Job: Every line with the word "name" in it should be extracted from the data that follows.
begin Entries shown
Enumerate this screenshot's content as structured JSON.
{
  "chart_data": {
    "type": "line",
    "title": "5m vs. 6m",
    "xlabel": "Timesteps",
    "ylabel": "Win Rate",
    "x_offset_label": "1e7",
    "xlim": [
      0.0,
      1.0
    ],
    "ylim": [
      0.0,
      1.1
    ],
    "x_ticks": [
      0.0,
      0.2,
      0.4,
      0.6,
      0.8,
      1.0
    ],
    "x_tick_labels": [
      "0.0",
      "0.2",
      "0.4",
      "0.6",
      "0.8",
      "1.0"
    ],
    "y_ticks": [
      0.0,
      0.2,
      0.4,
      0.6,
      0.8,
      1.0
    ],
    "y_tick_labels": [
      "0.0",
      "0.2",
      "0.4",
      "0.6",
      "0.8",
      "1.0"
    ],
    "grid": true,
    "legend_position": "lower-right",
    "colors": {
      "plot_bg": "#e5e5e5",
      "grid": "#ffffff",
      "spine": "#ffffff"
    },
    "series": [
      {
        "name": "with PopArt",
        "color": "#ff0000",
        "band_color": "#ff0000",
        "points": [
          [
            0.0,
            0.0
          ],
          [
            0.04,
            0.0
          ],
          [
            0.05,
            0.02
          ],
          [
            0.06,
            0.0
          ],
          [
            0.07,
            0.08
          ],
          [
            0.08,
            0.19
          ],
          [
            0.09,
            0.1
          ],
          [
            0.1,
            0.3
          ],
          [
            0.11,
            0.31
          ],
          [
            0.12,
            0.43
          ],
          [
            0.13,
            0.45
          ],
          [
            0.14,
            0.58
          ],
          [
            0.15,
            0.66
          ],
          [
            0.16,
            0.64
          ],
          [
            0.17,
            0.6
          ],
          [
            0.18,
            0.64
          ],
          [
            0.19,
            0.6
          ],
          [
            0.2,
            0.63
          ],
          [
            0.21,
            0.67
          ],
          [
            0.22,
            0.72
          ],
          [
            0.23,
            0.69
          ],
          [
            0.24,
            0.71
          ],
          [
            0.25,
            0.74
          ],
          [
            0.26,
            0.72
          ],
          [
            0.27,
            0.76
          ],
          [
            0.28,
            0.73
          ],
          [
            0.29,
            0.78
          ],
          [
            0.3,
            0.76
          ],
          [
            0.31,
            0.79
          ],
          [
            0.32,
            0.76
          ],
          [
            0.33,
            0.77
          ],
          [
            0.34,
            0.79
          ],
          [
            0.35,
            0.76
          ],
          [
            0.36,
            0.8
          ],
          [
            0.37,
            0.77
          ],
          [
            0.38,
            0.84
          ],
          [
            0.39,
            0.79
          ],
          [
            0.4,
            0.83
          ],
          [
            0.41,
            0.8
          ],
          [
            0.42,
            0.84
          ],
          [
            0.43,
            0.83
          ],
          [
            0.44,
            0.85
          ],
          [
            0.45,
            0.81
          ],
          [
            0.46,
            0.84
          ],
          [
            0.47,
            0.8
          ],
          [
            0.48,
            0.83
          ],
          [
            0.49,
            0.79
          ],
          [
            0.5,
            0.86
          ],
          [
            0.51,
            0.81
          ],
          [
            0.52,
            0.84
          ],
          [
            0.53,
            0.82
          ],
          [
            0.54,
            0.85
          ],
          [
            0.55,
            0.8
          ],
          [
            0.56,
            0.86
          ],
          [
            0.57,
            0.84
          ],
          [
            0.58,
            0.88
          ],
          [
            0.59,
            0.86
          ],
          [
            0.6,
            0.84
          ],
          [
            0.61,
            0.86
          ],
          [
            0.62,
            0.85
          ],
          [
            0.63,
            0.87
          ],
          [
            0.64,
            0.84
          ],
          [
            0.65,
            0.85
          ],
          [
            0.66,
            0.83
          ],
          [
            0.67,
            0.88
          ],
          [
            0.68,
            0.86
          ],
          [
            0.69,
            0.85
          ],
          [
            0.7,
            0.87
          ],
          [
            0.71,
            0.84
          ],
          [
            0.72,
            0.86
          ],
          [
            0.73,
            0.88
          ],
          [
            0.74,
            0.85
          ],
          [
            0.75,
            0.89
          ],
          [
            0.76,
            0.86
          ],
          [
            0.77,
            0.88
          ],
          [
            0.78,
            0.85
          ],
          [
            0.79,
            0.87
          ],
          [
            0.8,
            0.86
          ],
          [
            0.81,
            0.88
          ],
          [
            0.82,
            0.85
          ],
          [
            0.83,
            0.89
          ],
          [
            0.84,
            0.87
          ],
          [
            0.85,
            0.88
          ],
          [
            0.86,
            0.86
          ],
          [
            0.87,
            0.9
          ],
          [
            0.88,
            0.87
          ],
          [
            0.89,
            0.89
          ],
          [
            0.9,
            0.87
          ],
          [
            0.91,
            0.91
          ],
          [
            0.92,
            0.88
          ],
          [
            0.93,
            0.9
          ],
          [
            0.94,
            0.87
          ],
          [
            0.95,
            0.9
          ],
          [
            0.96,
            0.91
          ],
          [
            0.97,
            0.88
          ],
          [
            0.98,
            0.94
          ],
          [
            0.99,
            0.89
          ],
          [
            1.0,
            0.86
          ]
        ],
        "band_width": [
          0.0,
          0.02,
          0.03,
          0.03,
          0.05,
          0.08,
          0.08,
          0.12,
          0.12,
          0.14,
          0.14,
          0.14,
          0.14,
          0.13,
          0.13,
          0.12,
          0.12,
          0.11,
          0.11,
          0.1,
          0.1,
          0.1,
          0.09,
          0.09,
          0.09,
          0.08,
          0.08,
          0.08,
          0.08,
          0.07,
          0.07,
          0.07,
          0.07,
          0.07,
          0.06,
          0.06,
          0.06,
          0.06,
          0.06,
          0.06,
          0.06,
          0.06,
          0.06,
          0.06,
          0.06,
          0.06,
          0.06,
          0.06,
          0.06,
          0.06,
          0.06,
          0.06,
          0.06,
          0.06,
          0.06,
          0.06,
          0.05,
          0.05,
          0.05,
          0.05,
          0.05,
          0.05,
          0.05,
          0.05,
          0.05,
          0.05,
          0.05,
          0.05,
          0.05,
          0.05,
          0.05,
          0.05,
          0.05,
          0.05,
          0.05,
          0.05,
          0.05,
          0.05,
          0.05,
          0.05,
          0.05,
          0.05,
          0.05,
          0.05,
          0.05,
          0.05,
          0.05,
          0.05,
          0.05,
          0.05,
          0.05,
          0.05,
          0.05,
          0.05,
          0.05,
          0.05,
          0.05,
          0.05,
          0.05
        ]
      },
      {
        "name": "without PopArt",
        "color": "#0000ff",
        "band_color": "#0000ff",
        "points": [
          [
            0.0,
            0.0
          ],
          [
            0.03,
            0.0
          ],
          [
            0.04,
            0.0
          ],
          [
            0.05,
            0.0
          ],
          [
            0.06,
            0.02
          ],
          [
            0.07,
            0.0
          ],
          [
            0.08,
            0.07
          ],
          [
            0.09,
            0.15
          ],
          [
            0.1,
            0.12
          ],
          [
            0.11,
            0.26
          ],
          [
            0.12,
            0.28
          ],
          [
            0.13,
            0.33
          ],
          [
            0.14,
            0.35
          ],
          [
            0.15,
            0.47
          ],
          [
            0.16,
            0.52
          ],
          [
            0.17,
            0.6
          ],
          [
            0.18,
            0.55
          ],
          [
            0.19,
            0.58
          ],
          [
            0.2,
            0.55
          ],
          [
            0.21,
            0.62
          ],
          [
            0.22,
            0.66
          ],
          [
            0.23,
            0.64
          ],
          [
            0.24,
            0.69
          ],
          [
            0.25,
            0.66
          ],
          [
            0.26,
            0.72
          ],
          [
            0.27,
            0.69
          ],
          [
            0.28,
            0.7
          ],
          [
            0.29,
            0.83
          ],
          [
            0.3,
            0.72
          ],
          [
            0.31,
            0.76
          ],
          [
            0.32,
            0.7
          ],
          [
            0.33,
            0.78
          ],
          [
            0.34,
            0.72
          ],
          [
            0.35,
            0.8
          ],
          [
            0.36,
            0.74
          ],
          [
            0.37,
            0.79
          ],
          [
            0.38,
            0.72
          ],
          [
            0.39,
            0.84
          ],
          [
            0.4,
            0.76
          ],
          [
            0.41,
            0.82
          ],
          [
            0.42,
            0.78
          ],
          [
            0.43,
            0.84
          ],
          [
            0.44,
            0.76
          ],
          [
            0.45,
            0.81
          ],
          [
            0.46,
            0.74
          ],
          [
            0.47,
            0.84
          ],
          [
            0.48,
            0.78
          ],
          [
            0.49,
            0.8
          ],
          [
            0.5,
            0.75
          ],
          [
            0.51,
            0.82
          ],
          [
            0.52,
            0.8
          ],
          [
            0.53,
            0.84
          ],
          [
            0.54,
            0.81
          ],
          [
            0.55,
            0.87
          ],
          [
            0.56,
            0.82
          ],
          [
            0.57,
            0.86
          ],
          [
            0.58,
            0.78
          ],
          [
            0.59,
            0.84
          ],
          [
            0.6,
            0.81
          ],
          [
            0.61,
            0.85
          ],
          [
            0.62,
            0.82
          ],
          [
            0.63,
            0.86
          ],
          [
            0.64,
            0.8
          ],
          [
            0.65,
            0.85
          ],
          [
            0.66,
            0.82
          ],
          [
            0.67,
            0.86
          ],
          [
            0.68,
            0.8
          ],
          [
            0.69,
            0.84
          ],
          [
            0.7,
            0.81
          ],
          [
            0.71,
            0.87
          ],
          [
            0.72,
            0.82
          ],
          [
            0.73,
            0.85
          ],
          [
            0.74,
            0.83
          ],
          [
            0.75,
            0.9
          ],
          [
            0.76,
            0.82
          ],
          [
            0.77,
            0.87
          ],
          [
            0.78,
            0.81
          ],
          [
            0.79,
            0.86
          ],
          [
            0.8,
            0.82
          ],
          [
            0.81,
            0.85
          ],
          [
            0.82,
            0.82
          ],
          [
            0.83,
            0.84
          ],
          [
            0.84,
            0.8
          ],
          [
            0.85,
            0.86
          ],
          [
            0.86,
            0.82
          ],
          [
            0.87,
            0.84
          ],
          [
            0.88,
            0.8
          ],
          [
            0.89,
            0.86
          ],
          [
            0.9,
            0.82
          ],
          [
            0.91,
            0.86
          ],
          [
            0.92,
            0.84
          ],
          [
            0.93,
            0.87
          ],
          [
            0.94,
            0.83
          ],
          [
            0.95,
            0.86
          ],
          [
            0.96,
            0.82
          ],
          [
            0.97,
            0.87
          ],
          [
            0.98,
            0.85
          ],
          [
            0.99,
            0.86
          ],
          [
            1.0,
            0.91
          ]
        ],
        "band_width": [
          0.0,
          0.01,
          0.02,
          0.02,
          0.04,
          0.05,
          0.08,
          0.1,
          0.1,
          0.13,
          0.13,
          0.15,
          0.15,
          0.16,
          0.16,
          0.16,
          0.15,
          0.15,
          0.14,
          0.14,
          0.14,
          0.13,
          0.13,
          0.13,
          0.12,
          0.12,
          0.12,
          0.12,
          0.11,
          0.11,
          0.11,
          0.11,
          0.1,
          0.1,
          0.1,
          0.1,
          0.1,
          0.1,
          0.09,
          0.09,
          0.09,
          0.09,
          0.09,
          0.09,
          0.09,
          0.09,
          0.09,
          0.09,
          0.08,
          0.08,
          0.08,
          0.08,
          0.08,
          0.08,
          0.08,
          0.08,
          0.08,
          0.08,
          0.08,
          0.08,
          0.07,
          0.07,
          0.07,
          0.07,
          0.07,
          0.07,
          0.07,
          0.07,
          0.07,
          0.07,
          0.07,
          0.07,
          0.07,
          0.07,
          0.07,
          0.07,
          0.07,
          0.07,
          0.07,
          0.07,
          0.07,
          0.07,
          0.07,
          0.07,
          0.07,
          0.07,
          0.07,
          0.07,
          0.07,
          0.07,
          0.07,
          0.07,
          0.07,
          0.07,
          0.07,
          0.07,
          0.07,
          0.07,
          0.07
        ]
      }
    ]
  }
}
end Entries shown
Full answer:
        "name": "with PopArt",
        "name": "without PopArt",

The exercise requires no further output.